## JOB:
Below is a block of records; repeat all of them exactly.

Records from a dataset
= = = = = = =
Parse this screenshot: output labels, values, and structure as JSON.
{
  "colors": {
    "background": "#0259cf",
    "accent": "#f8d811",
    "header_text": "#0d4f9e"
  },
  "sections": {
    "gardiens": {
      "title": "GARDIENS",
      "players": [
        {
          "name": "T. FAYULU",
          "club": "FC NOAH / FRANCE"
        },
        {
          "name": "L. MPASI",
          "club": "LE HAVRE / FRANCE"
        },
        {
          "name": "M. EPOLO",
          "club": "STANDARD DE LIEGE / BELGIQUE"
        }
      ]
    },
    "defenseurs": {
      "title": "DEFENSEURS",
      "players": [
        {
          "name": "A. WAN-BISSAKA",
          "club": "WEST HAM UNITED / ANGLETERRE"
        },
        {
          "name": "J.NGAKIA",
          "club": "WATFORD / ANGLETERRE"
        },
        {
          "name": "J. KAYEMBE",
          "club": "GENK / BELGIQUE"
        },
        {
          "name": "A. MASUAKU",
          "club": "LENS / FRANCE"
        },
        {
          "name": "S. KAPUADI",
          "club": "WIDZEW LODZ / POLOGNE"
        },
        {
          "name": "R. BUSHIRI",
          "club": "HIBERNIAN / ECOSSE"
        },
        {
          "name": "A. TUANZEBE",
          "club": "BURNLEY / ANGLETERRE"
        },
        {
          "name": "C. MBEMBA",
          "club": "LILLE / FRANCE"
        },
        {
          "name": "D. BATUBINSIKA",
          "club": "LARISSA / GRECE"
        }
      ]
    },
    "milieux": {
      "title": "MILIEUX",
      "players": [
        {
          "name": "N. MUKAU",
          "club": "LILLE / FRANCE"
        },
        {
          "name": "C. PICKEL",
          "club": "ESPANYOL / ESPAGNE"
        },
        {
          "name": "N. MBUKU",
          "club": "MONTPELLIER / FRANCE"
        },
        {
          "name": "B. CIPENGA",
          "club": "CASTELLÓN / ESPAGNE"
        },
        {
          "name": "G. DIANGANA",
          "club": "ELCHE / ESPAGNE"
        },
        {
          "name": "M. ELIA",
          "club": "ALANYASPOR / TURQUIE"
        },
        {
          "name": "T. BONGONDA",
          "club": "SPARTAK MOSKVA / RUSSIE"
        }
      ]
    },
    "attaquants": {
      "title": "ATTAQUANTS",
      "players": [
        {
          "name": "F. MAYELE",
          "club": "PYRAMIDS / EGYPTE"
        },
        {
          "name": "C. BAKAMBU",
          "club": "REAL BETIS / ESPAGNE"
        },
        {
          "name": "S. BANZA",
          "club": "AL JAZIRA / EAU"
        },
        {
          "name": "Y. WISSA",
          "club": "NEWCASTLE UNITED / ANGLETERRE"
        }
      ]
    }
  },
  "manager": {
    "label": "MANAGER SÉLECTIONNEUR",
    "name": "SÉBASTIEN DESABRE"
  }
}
= = = = = = =
## ANSWER FOR THIS EXERCISE:
Parse this screenshot: output labels, values, and structure as JSON.
{
  "colors": {
    "background": "#0259cf",
    "accent": "#f8d811",
    "header_text": "#0d4f9e"
  },
  "sections": {
    "gardiens": {
      "title": "GARDIENS",
      "players": [
        {
          "name": "T. FAYULU",
          "club": "FC NOAH / FRANCE"
        },
        {
          "name": "L. MPASI",
          "club": "LE HAVRE / FRANCE"
        },
        {
          "name": "M. EPOLO",
          "club": "STANDARD DE LIEGE / BELGIQUE"
        }
      ]
    },
    "defenseurs": {
      "title": "DEFENSEURS",
      "players": [
        {
          "name": "A. WAN-BISSAKA",
          "club": "WEST HAM UNITED / ANGLETERRE"
        },
        {
          "name": "J.NGAKIA",
          "club": "WATFORD / ANGLETERRE"
        },
        {
          "name": "J. KAYEMBE",
          "club": "GENK / BELGIQUE"
        },
        {
          "name": "A. MASUAKU",
          "club": "LENS / FRANCE"
        },
        {
          "name": "S. KAPUADI",
          "club": "WIDZEW LODZ / POLOGNE"
        },
        {
          "name": "R. BUSHIRI",
          "club": "HIBERNIAN / ECOSSE"
        },
        {
          "name": "A. TUANZEBE",
          "club": "BURNLEY / ANGLETERRE"
        },
        {
          "name": "C. MBEMBA",
          "club": "LILLE / FRANCE"
        },
        {
          "name": "D. BATUBINSIKA",
          "club": "LARISSA / GRECE"
        }
      ]
    },
    "milieux": {
      "title": "MILIEUX",
      "players": [
        {
          "name": "N. MUKAU",
          "club": "LILLE / FRANCE"
        },
        {
          "name": "C. PICKEL",
          "club": "ESPANYOL / ESPAGNE"
        },
        {
          "name": "N. MBUKU",
          "club": "MONTPELLIER / FRANCE"
        },
        {
          "name": "B. CIPENGA",
          "club": "CASTELLÓN / ESPAGNE"
        },
        {
          "name": "G. DIANGANA",
          "club": "ELCHE / ESPAGNE"
        },
        {
          "name": "M. ELIA",
          "club": "ALANYASPOR / TURQUIE"
        },
        {
          "name": "T. BONGONDA",
          "club": "SPARTAK MOSKVA / RUSSIE"
        }
      ]
    },
    "attaquants": {
      "title": "ATTAQUANTS",
      "players": [
        {
          "name": "F. MAYELE",
          "club": "PYRAMIDS / EGYPTE"
        },
        {
          "name": "C. BAKAMBU",
          "club": "REAL BETIS / ESPAGNE"
        },
        {
          "name": "S. BANZA",
          "club": "AL JAZIRA / EAU"
        },
        {
          "name": "Y. WISSA",
          "club": "NEWCASTLE UNITED / ANGLETERRE"
        }
      ]
    }
  },
  "manager": {
    "label": "MANAGER SÉLECTIONNEUR",
    "name": "SÉBASTIEN DESABRE"
  }
}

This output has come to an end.